# [What to work on]
Rewrite the records starting at the line that has "For every button, label, input, icon, or" and ending after the line that has "- y-tick-label: 26: [37, 283, 52, 298]", changing every "grid-band" to "grid-stripe" and leaving everything else as it is.

[Records from a data source]
################
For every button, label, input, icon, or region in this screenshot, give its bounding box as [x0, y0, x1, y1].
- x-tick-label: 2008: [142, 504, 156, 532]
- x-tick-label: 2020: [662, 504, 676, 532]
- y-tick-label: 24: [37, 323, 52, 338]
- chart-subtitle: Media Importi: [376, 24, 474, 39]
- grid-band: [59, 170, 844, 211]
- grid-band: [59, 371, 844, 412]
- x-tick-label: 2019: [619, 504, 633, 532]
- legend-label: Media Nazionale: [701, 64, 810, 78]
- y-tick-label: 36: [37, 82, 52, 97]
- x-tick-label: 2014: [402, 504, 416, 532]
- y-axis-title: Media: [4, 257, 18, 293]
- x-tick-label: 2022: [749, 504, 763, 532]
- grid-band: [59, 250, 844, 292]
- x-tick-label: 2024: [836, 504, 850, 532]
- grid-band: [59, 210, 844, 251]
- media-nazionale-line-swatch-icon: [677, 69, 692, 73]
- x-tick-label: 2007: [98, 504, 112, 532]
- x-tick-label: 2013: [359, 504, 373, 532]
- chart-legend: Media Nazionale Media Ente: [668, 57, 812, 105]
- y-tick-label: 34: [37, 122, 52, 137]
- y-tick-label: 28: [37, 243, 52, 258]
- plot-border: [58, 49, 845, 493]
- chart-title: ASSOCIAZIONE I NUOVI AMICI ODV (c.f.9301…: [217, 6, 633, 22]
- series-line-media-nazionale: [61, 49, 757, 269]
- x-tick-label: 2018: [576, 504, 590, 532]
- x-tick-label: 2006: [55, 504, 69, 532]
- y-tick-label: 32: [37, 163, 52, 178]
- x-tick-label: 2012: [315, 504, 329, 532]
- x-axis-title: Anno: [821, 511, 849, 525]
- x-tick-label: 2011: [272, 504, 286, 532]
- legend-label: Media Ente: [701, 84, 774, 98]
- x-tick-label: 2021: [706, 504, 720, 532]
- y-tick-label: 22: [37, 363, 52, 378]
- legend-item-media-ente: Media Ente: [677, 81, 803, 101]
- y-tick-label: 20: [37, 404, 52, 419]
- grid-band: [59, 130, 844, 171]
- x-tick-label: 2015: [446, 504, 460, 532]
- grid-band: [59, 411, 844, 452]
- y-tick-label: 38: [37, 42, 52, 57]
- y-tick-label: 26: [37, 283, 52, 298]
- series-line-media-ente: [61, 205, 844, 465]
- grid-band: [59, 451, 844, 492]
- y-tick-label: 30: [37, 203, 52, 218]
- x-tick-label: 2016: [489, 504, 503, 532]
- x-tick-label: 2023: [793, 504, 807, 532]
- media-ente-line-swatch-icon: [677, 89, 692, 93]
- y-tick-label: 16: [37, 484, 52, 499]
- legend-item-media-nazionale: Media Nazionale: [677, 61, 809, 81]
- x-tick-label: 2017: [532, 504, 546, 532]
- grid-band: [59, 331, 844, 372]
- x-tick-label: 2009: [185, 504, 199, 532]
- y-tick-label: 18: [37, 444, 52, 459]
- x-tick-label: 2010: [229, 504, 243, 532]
################
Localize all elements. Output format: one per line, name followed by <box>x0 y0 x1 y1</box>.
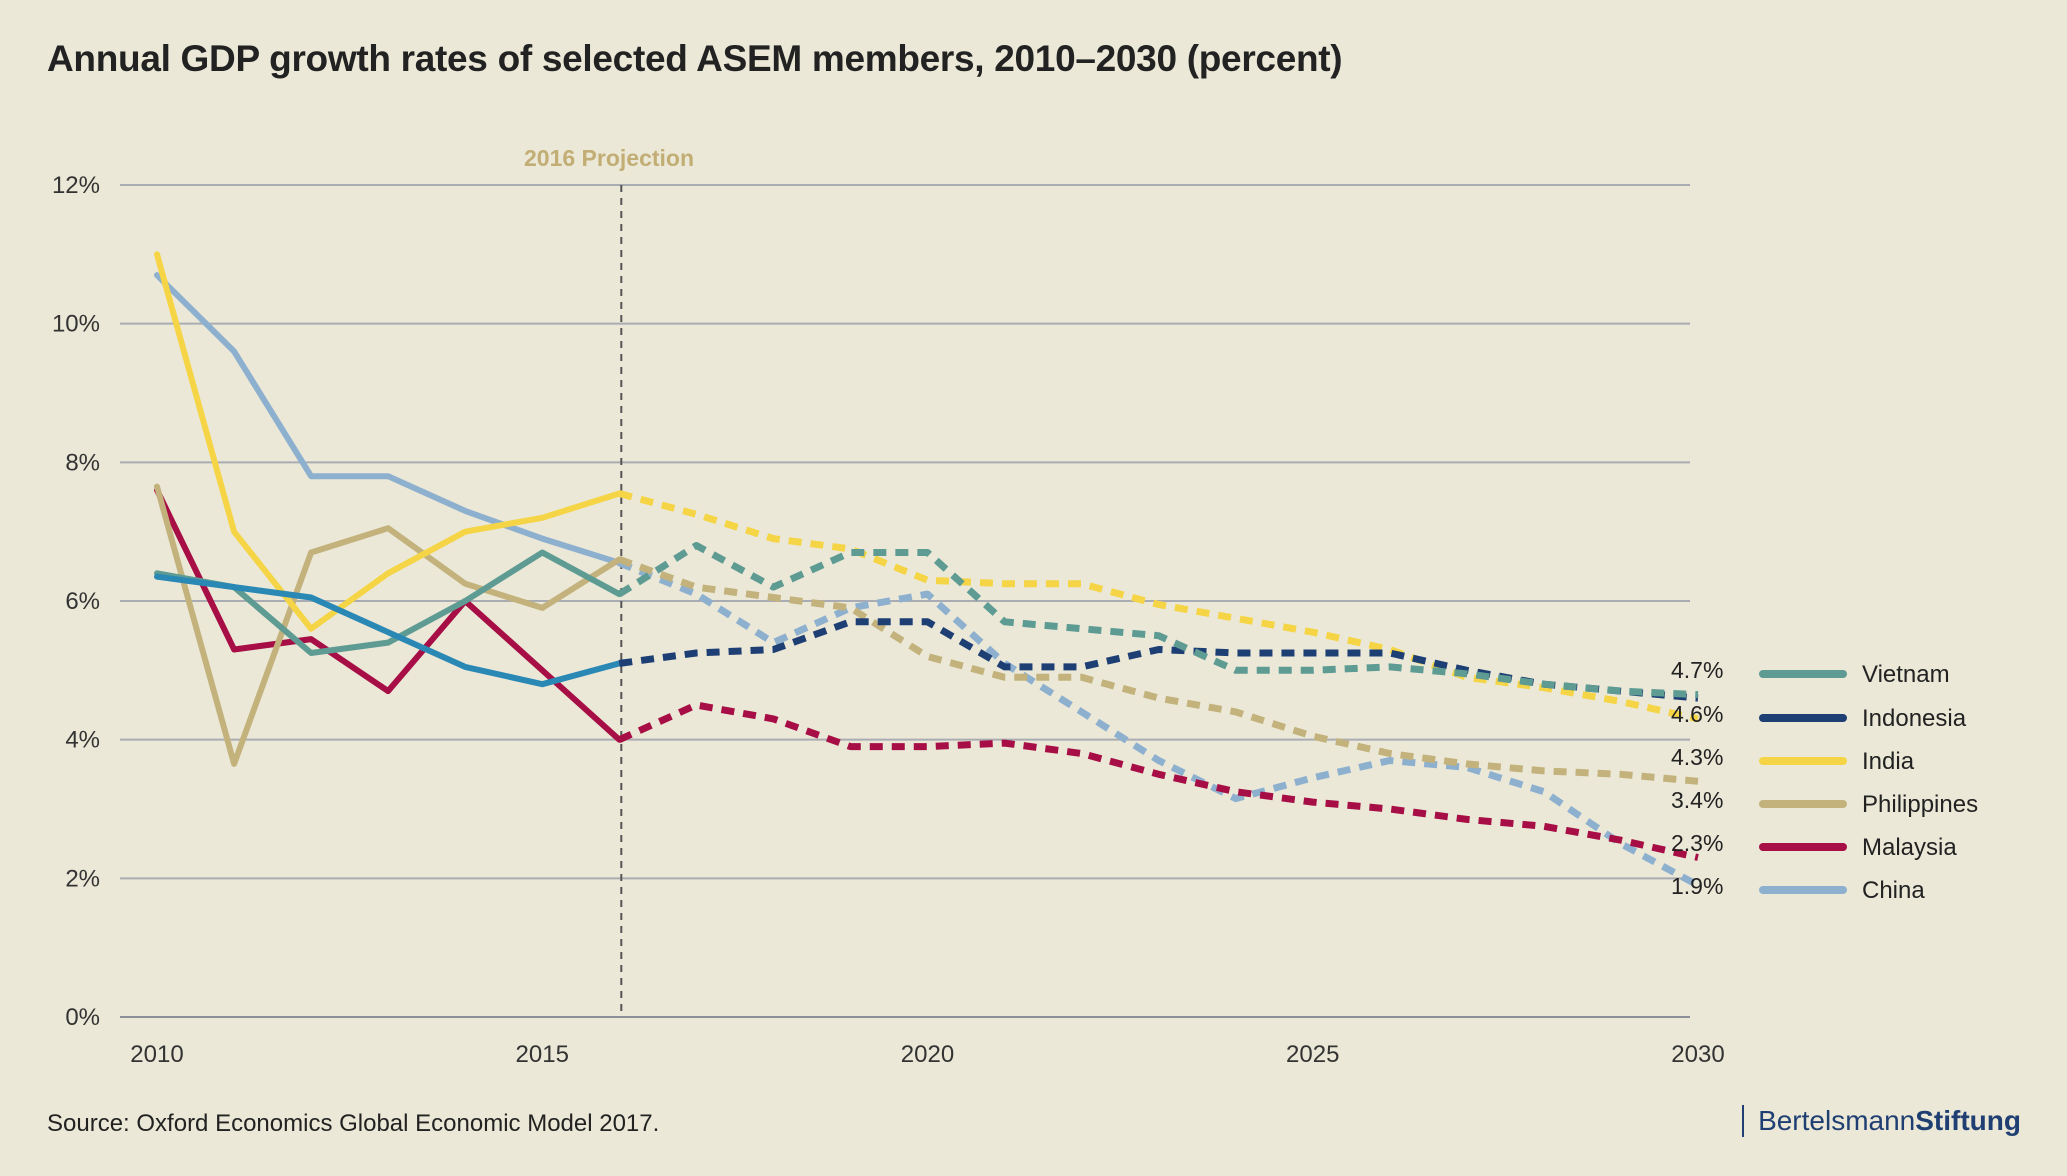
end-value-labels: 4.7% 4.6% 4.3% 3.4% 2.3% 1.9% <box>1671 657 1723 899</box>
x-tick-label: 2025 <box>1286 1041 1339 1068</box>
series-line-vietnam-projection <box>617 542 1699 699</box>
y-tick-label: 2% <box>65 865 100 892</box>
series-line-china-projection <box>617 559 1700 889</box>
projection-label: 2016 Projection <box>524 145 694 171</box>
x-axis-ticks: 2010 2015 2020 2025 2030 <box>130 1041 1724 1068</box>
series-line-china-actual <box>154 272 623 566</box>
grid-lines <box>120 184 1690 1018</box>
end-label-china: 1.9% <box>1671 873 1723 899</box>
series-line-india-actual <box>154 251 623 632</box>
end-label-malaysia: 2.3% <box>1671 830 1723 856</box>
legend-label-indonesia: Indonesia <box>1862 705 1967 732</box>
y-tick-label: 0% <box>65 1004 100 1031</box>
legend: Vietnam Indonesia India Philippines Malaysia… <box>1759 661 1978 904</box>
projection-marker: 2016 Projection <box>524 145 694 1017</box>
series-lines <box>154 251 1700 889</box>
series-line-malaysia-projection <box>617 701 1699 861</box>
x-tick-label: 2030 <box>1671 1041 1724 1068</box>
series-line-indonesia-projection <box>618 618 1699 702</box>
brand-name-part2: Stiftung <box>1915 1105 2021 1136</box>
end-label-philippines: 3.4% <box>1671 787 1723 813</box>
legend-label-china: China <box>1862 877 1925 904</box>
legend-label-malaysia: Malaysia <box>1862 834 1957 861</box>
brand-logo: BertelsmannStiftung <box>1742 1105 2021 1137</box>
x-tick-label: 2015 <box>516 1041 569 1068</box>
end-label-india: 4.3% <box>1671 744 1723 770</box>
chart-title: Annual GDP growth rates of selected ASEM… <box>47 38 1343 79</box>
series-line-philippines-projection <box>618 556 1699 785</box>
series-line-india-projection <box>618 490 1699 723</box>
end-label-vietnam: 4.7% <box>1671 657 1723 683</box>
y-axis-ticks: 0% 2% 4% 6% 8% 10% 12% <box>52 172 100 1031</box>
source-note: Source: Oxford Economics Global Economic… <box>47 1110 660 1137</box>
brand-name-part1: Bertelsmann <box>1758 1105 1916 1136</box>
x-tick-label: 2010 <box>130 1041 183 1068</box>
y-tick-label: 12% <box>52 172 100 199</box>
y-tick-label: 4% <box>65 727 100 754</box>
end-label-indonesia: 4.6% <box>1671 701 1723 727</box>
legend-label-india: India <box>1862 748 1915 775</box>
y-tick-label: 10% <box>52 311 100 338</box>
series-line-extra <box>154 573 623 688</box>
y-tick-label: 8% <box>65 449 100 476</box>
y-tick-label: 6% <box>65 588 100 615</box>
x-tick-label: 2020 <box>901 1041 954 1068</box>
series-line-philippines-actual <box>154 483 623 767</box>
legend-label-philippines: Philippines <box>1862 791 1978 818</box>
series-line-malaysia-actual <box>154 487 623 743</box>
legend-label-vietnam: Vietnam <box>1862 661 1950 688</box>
################
# [Expected output]
For every button, label, input, icon, or region in this screenshot, give its bounding box as [x0, y0, x1, y1].
- x-tick-label: 2008: [142, 504, 156, 532]
- x-tick-label: 2020: [662, 504, 676, 532]
- y-tick-label: 24: [37, 323, 52, 338]
- chart-subtitle: Media Importi: [376, 24, 474, 39]
- grid-stripe: [59, 170, 844, 211]
- grid-stripe: [59, 371, 844, 412]
- x-tick-label: 2019: [619, 504, 633, 532]
- legend-label: Media Nazionale: [701, 64, 810, 78]
- y-tick-label: 36: [37, 82, 52, 97]
- x-tick-label: 2014: [402, 504, 416, 532]
- y-axis-title: Media: [4, 257, 18, 293]
- x-tick-label: 2022: [749, 504, 763, 532]
- grid-stripe: [59, 250, 844, 292]
- x-tick-label: 2024: [836, 504, 850, 532]
- grid-stripe: [59, 210, 844, 251]
- media-nazionale-line-swatch-icon: [677, 69, 692, 73]
- x-tick-label: 2007: [98, 504, 112, 532]
- x-tick-label: 2013: [359, 504, 373, 532]
- chart-legend: Media Nazionale Media Ente: [668, 57, 812, 105]
- y-tick-label: 34: [37, 122, 52, 137]
- y-tick-label: 28: [37, 243, 52, 258]
- plot-border: [58, 49, 845, 493]
- chart-title: ASSOCIAZIONE I NUOVI AMICI ODV (c.f.9301…: [217, 6, 633, 22]
- series-line-media-nazionale: [61, 49, 757, 269]
- x-tick-label: 2018: [576, 504, 590, 532]
- x-tick-label: 2006: [55, 504, 69, 532]
- y-tick-label: 32: [37, 163, 52, 178]
- x-tick-label: 2012: [315, 504, 329, 532]
- x-axis-title: Anno: [821, 511, 849, 525]
- x-tick-label: 2011: [272, 504, 286, 532]
- legend-label: Media Ente: [701, 84, 774, 98]
- x-tick-label: 2021: [706, 504, 720, 532]
- y-tick-label: 22: [37, 363, 52, 378]
- legend-item-media-ente: Media Ente: [677, 81, 803, 101]
- y-tick-label: 20: [37, 404, 52, 419]
- grid-stripe: [59, 130, 844, 171]
- x-tick-label: 2015: [446, 504, 460, 532]
- grid-stripe: [59, 411, 844, 452]
- y-tick-label: 38: [37, 42, 52, 57]
- y-tick-label: 26: [37, 283, 52, 298]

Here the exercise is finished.